* EXERCISE GOAL *
Copy the data exactly as it appears, and do not include any pictures.

Collected data:

────────────────────────────────────────

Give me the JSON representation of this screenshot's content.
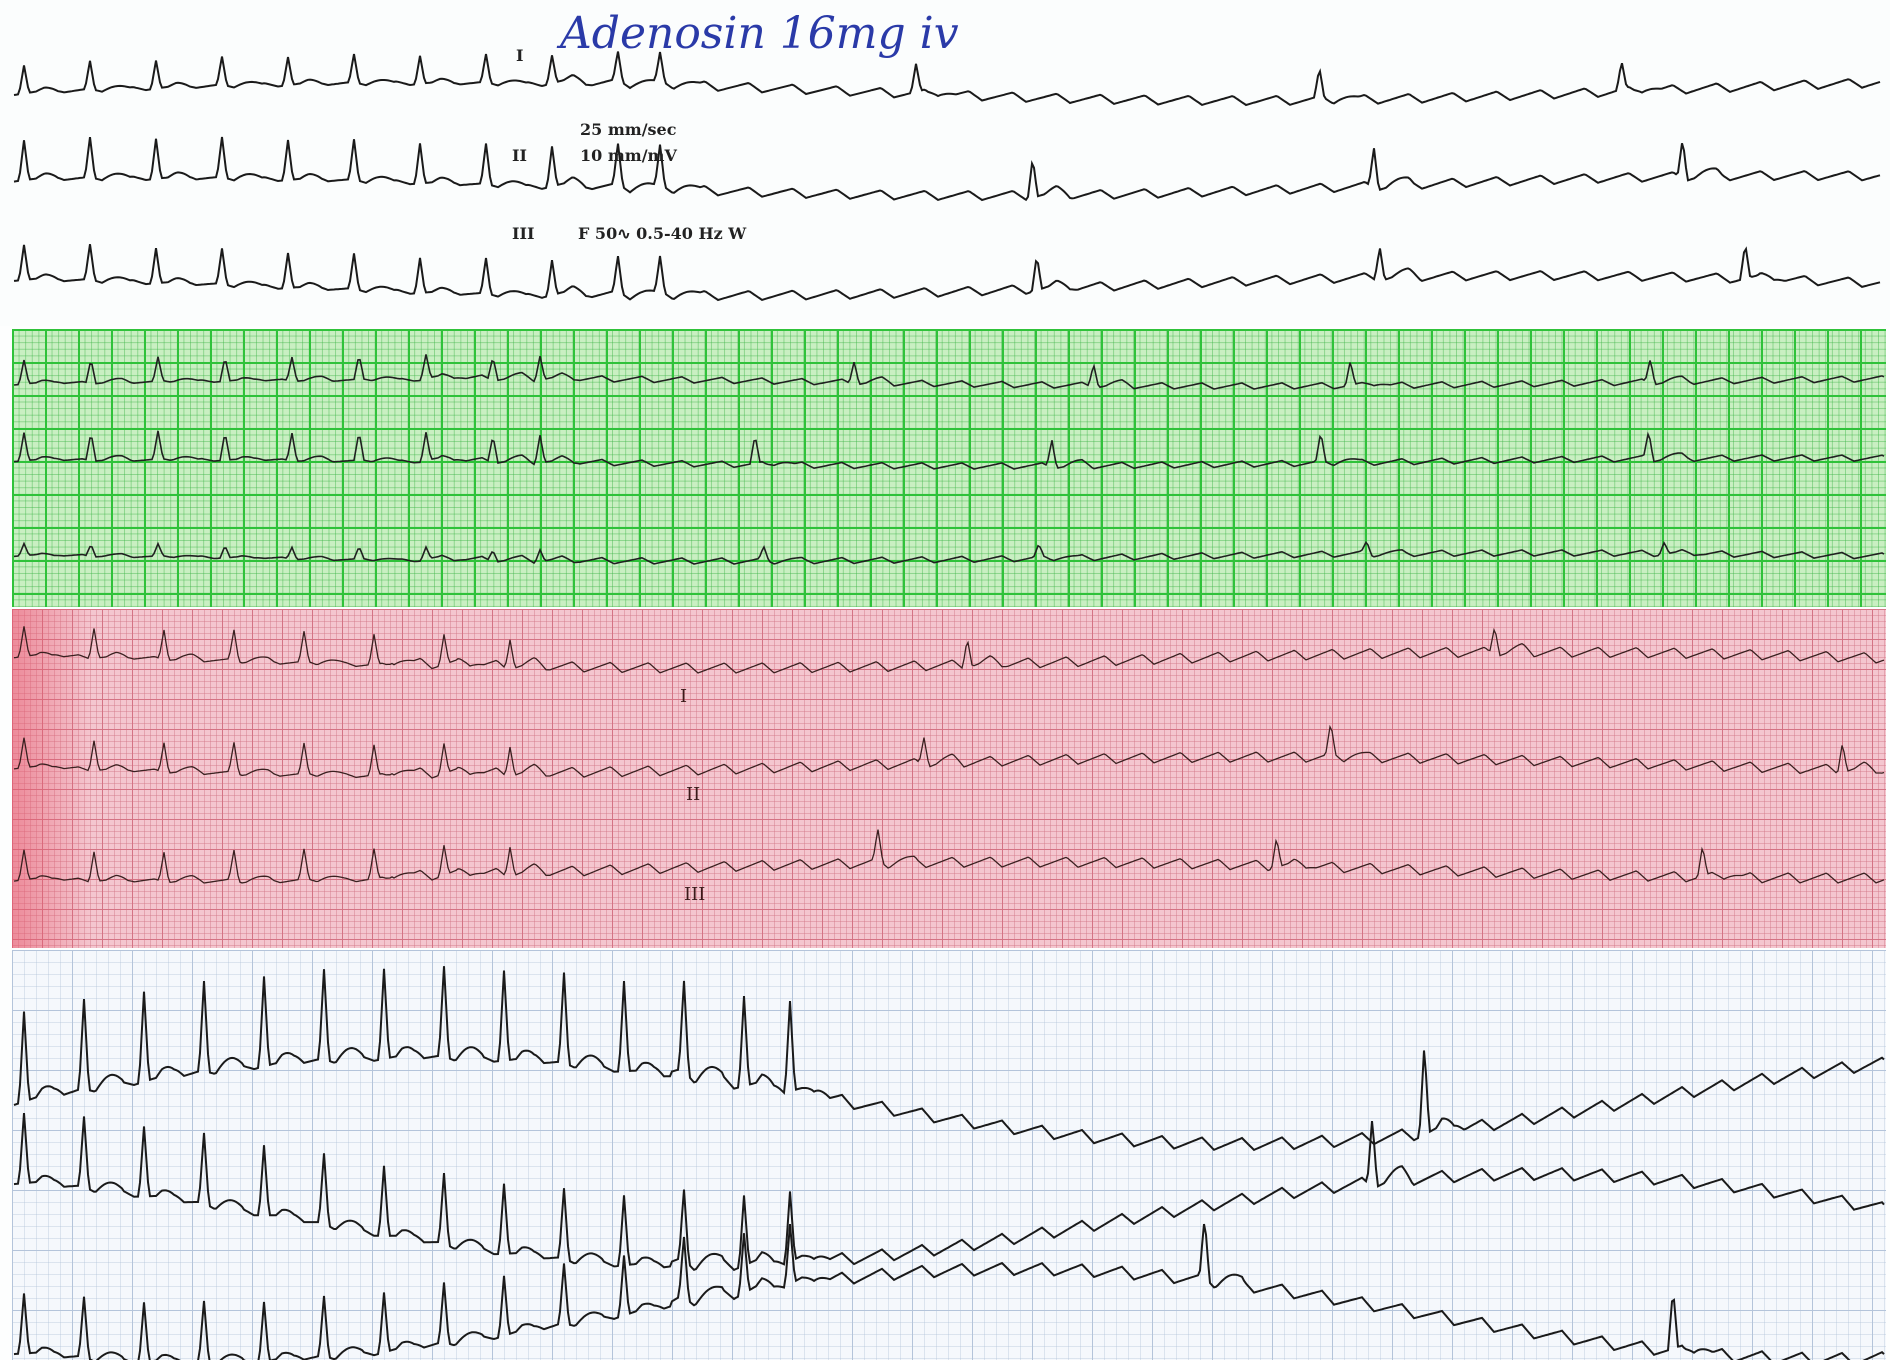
{
  "annotation": "Adenosin 16mg iv",
  "recorder": {
    "leads": [
      "I",
      "II",
      "III"
    ],
    "speed": "25 mm/sec",
    "gain": "10 mm/mV",
    "filter": "F 50∿ 0.5-40 Hz W"
  },
  "pink_strip": {
    "leads": [
      "I",
      "II",
      "III"
    ]
  }
}
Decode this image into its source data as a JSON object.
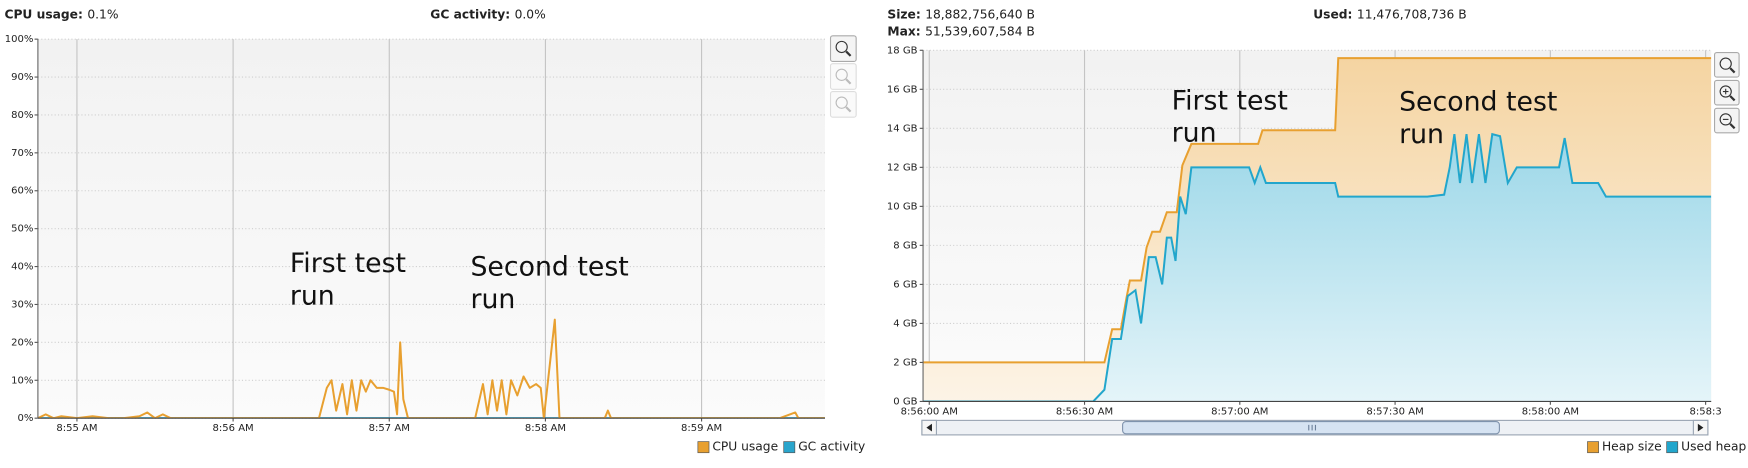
{
  "chart_data": [
    {
      "type": "line",
      "stats": [
        {
          "label": "CPU usage:",
          "value": "0.1%"
        },
        {
          "label": "GC activity:",
          "value": "0.0%"
        }
      ],
      "annotations": [
        "First test run",
        "Second test run"
      ],
      "xlim": [
        54.75,
        59.79
      ],
      "xticks": [
        {
          "value": 55,
          "label": "8:55 AM"
        },
        {
          "value": 56,
          "label": "8:56 AM"
        },
        {
          "value": 57,
          "label": "8:57 AM"
        },
        {
          "value": 58,
          "label": "8:58 AM"
        },
        {
          "value": 59,
          "label": "8:59 AM"
        }
      ],
      "ylim": [
        0,
        100
      ],
      "yticks": [
        {
          "value": 0,
          "label": "0%"
        },
        {
          "value": 10,
          "label": "10%"
        },
        {
          "value": 20,
          "label": "20%"
        },
        {
          "value": 30,
          "label": "30%"
        },
        {
          "value": 40,
          "label": "40%"
        },
        {
          "value": 50,
          "label": "50%"
        },
        {
          "value": 60,
          "label": "60%"
        },
        {
          "value": 70,
          "label": "70%"
        },
        {
          "value": 80,
          "label": "80%"
        },
        {
          "value": 90,
          "label": "90%"
        },
        {
          "value": 100,
          "label": "100%"
        }
      ],
      "grid": true,
      "series": [
        {
          "name": "CPU usage",
          "color": "#e8a030",
          "x": [
            54.75,
            54.8,
            54.85,
            54.9,
            55,
            55.1,
            55.2,
            55.3,
            55.4,
            55.45,
            55.5,
            55.55,
            55.6,
            55.7,
            56,
            56.3,
            56.55,
            56.6,
            56.63,
            56.66,
            56.7,
            56.73,
            56.76,
            56.79,
            56.82,
            56.85,
            56.88,
            56.92,
            56.96,
            57.0,
            57.03,
            57.05,
            57.07,
            57.09,
            57.12,
            57.3,
            57.55,
            57.6,
            57.63,
            57.66,
            57.69,
            57.72,
            57.75,
            57.78,
            57.82,
            57.86,
            57.9,
            57.94,
            57.97,
            57.99,
            58.06,
            58.09,
            58.2,
            58.38,
            58.4,
            58.42,
            58.7,
            59.0,
            59.5,
            59.6,
            59.62,
            59.79
          ],
          "values": [
            0,
            1,
            0,
            0.5,
            0,
            0.5,
            0,
            0,
            0.5,
            1.5,
            0,
            1,
            0,
            0,
            0,
            0,
            0,
            8,
            10,
            2,
            9,
            1,
            10,
            2,
            10,
            7,
            10,
            8,
            8,
            7.5,
            7,
            1,
            20,
            5,
            0,
            0,
            0,
            9,
            1,
            10,
            2,
            10,
            1,
            10,
            6,
            11,
            8,
            9,
            8,
            0,
            26,
            0,
            0,
            0,
            2,
            0,
            0,
            0,
            0,
            1.5,
            0,
            0
          ]
        },
        {
          "name": "GC activity",
          "color": "#2aa5cc",
          "x": [
            54.75,
            59.79
          ],
          "values": [
            0,
            0
          ]
        }
      ]
    },
    {
      "type": "area",
      "stats": [
        {
          "label": "Size:",
          "value": "18,882,756,640 B"
        },
        {
          "label": "Max:",
          "value": "51,539,607,584 B"
        },
        {
          "label": "Used:",
          "value": "11,476,708,736 B"
        }
      ],
      "annotations": [
        "First test run",
        "Second test run"
      ],
      "xlim": [
        55.98,
        58.518
      ],
      "xticks": [
        {
          "value": 56,
          "label": "8:56:00 AM"
        },
        {
          "value": 56.5,
          "label": "8:56:30 AM"
        },
        {
          "value": 57,
          "label": "8:57:00 AM"
        },
        {
          "value": 57.5,
          "label": "8:57:30 AM"
        },
        {
          "value": 58,
          "label": "8:58:00 AM"
        },
        {
          "value": 58.5,
          "label": "8:58:3"
        }
      ],
      "ylim": [
        0,
        18
      ],
      "yticks": [
        {
          "value": 0,
          "label": "0 GB"
        },
        {
          "value": 2,
          "label": "2 GB"
        },
        {
          "value": 4,
          "label": "4 GB"
        },
        {
          "value": 6,
          "label": "6 GB"
        },
        {
          "value": 8,
          "label": "8 GB"
        },
        {
          "value": 10,
          "label": "10 GB"
        },
        {
          "value": 12,
          "label": "12 GB"
        },
        {
          "value": 14,
          "label": "14 GB"
        },
        {
          "value": 16,
          "label": "16 GB"
        },
        {
          "value": 18,
          "label": "18 GB"
        }
      ],
      "grid": true,
      "series": [
        {
          "name": "Heap size",
          "color": "#e8a030",
          "x": [
            55.98,
            56.564,
            56.589,
            56.617,
            56.635,
            56.646,
            56.682,
            56.7,
            56.718,
            56.743,
            56.765,
            56.797,
            56.815,
            56.844,
            57.059,
            57.073,
            57.307,
            57.317,
            58.518
          ],
          "values": [
            2.0,
            2.0,
            3.7,
            3.7,
            5.3,
            6.2,
            6.2,
            7.9,
            8.7,
            8.7,
            9.7,
            9.7,
            12.1,
            13.2,
            13.2,
            13.9,
            13.9,
            17.6,
            17.6
          ]
        },
        {
          "name": "Used heap",
          "color": "#22a6cc",
          "x": [
            55.98,
            56.528,
            56.564,
            56.589,
            56.617,
            56.639,
            56.664,
            56.682,
            56.707,
            56.729,
            56.75,
            56.765,
            56.779,
            56.793,
            56.808,
            56.826,
            56.844,
            57.03,
            57.048,
            57.066,
            57.084,
            57.307,
            57.317,
            57.604,
            57.658,
            57.676,
            57.691,
            57.709,
            57.73,
            57.748,
            57.77,
            57.791,
            57.813,
            57.838,
            57.863,
            57.892,
            58.028,
            58.046,
            58.071,
            58.154,
            58.179,
            58.518
          ],
          "values": [
            0,
            0,
            0.6,
            3.2,
            3.2,
            5.4,
            5.7,
            4.0,
            7.4,
            7.4,
            6.0,
            8.4,
            8.4,
            7.2,
            10.5,
            9.6,
            12.0,
            12.0,
            11.2,
            12.0,
            11.2,
            11.2,
            10.5,
            10.5,
            10.6,
            12.0,
            13.7,
            11.2,
            13.7,
            11.2,
            13.7,
            11.2,
            13.7,
            13.6,
            11.2,
            12.0,
            12.0,
            13.5,
            11.2,
            11.2,
            10.5,
            10.5
          ]
        }
      ]
    }
  ]
}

────────────────────────────────────────

* EXERCISE RESULT *
Give me the JSON representation of this screenshot's content.
{
  "annotation": "Adenosin 16mg iv",
  "recorder": {
    "leads": [
      "I",
      "II",
      "III"
    ],
    "speed": "25 mm/sec",
    "gain": "10 mm/mV",
    "filter": "F 50∿ 0.5-40 Hz W"
  },
  "pink_strip": {
    "leads": [
      "I",
      "II",
      "III"
    ]
  }
}
Decode this image into its source data as a JSON object.
{
  "chart_data": [
    {
      "type": "line",
      "stats": [
        {
          "label": "CPU usage:",
          "value": "0.1%"
        },
        {
          "label": "GC activity:",
          "value": "0.0%"
        }
      ],
      "annotations": [
        "First test run",
        "Second test run"
      ],
      "xlim": [
        54.75,
        59.79
      ],
      "xticks": [
        {
          "value": 55,
          "label": "8:55 AM"
        },
        {
          "value": 56,
          "label": "8:56 AM"
        },
        {
          "value": 57,
          "label": "8:57 AM"
        },
        {
          "value": 58,
          "label": "8:58 AM"
        },
        {
          "value": 59,
          "label": "8:59 AM"
        }
      ],
      "ylim": [
        0,
        100
      ],
      "yticks": [
        {
          "value": 0,
          "label": "0%"
        },
        {
          "value": 10,
          "label": "10%"
        },
        {
          "value": 20,
          "label": "20%"
        },
        {
          "value": 30,
          "label": "30%"
        },
        {
          "value": 40,
          "label": "40%"
        },
        {
          "value": 50,
          "label": "50%"
        },
        {
          "value": 60,
          "label": "60%"
        },
        {
          "value": 70,
          "label": "70%"
        },
        {
          "value": 80,
          "label": "80%"
        },
        {
          "value": 90,
          "label": "90%"
        },
        {
          "value": 100,
          "label": "100%"
        }
      ],
      "grid": true,
      "series": [
        {
          "name": "CPU usage",
          "color": "#e8a030",
          "x": [
            54.75,
            54.8,
            54.85,
            54.9,
            55,
            55.1,
            55.2,
            55.3,
            55.4,
            55.45,
            55.5,
            55.55,
            55.6,
            55.7,
            56,
            56.3,
            56.55,
            56.6,
            56.63,
            56.66,
            56.7,
            56.73,
            56.76,
            56.79,
            56.82,
            56.85,
            56.88,
            56.92,
            56.96,
            57.0,
            57.03,
            57.05,
            57.07,
            57.09,
            57.12,
            57.3,
            57.55,
            57.6,
            57.63,
            57.66,
            57.69,
            57.72,
            57.75,
            57.78,
            57.82,
            57.86,
            57.9,
            57.94,
            57.97,
            57.99,
            58.06,
            58.09,
            58.2,
            58.38,
            58.4,
            58.42,
            58.7,
            59.0,
            59.5,
            59.6,
            59.62,
            59.79
          ],
          "values": [
            0,
            1,
            0,
            0.5,
            0,
            0.5,
            0,
            0,
            0.5,
            1.5,
            0,
            1,
            0,
            0,
            0,
            0,
            0,
            8,
            10,
            2,
            9,
            1,
            10,
            2,
            10,
            7,
            10,
            8,
            8,
            7.5,
            7,
            1,
            20,
            5,
            0,
            0,
            0,
            9,
            1,
            10,
            2,
            10,
            1,
            10,
            6,
            11,
            8,
            9,
            8,
            0,
            26,
            0,
            0,
            0,
            2,
            0,
            0,
            0,
            0,
            1.5,
            0,
            0
          ]
        },
        {
          "name": "GC activity",
          "color": "#2aa5cc",
          "x": [
            54.75,
            59.79
          ],
          "values": [
            0,
            0
          ]
        }
      ]
    },
    {
      "type": "area",
      "stats": [
        {
          "label": "Size:",
          "value": "18,882,756,640 B"
        },
        {
          "label": "Max:",
          "value": "51,539,607,584 B"
        },
        {
          "label": "Used:",
          "value": "11,476,708,736 B"
        }
      ],
      "annotations": [
        "First test run",
        "Second test run"
      ],
      "xlim": [
        55.98,
        58.518
      ],
      "xticks": [
        {
          "value": 56,
          "label": "8:56:00 AM"
        },
        {
          "value": 56.5,
          "label": "8:56:30 AM"
        },
        {
          "value": 57,
          "label": "8:57:00 AM"
        },
        {
          "value": 57.5,
          "label": "8:57:30 AM"
        },
        {
          "value": 58,
          "label": "8:58:00 AM"
        },
        {
          "value": 58.5,
          "label": "8:58:3"
        }
      ],
      "ylim": [
        0,
        18
      ],
      "yticks": [
        {
          "value": 0,
          "label": "0 GB"
        },
        {
          "value": 2,
          "label": "2 GB"
        },
        {
          "value": 4,
          "label": "4 GB"
        },
        {
          "value": 6,
          "label": "6 GB"
        },
        {
          "value": 8,
          "label": "8 GB"
        },
        {
          "value": 10,
          "label": "10 GB"
        },
        {
          "value": 12,
          "label": "12 GB"
        },
        {
          "value": 14,
          "label": "14 GB"
        },
        {
          "value": 16,
          "label": "16 GB"
        },
        {
          "value": 18,
          "label": "18 GB"
        }
      ],
      "grid": true,
      "series": [
        {
          "name": "Heap size",
          "color": "#e8a030",
          "x": [
            55.98,
            56.564,
            56.589,
            56.617,
            56.635,
            56.646,
            56.682,
            56.7,
            56.718,
            56.743,
            56.765,
            56.797,
            56.815,
            56.844,
            57.059,
            57.073,
            57.307,
            57.317,
            58.518
          ],
          "values": [
            2.0,
            2.0,
            3.7,
            3.7,
            5.3,
            6.2,
            6.2,
            7.9,
            8.7,
            8.7,
            9.7,
            9.7,
            12.1,
            13.2,
            13.2,
            13.9,
            13.9,
            17.6,
            17.6
          ]
        },
        {
          "name": "Used heap",
          "color": "#22a6cc",
          "x": [
            55.98,
            56.528,
            56.564,
            56.589,
            56.617,
            56.639,
            56.664,
            56.682,
            56.707,
            56.729,
            56.75,
            56.765,
            56.779,
            56.793,
            56.808,
            56.826,
            56.844,
            57.03,
            57.048,
            57.066,
            57.084,
            57.307,
            57.317,
            57.604,
            57.658,
            57.676,
            57.691,
            57.709,
            57.73,
            57.748,
            57.77,
            57.791,
            57.813,
            57.838,
            57.863,
            57.892,
            58.028,
            58.046,
            58.071,
            58.154,
            58.179,
            58.518
          ],
          "values": [
            0,
            0,
            0.6,
            3.2,
            3.2,
            5.4,
            5.7,
            4.0,
            7.4,
            7.4,
            6.0,
            8.4,
            8.4,
            7.2,
            10.5,
            9.6,
            12.0,
            12.0,
            11.2,
            12.0,
            11.2,
            11.2,
            10.5,
            10.5,
            10.6,
            12.0,
            13.7,
            11.2,
            13.7,
            11.2,
            13.7,
            11.2,
            13.7,
            13.6,
            11.2,
            12.0,
            12.0,
            13.5,
            11.2,
            11.2,
            10.5,
            10.5
          ]
        }
      ]
    }
  ]
}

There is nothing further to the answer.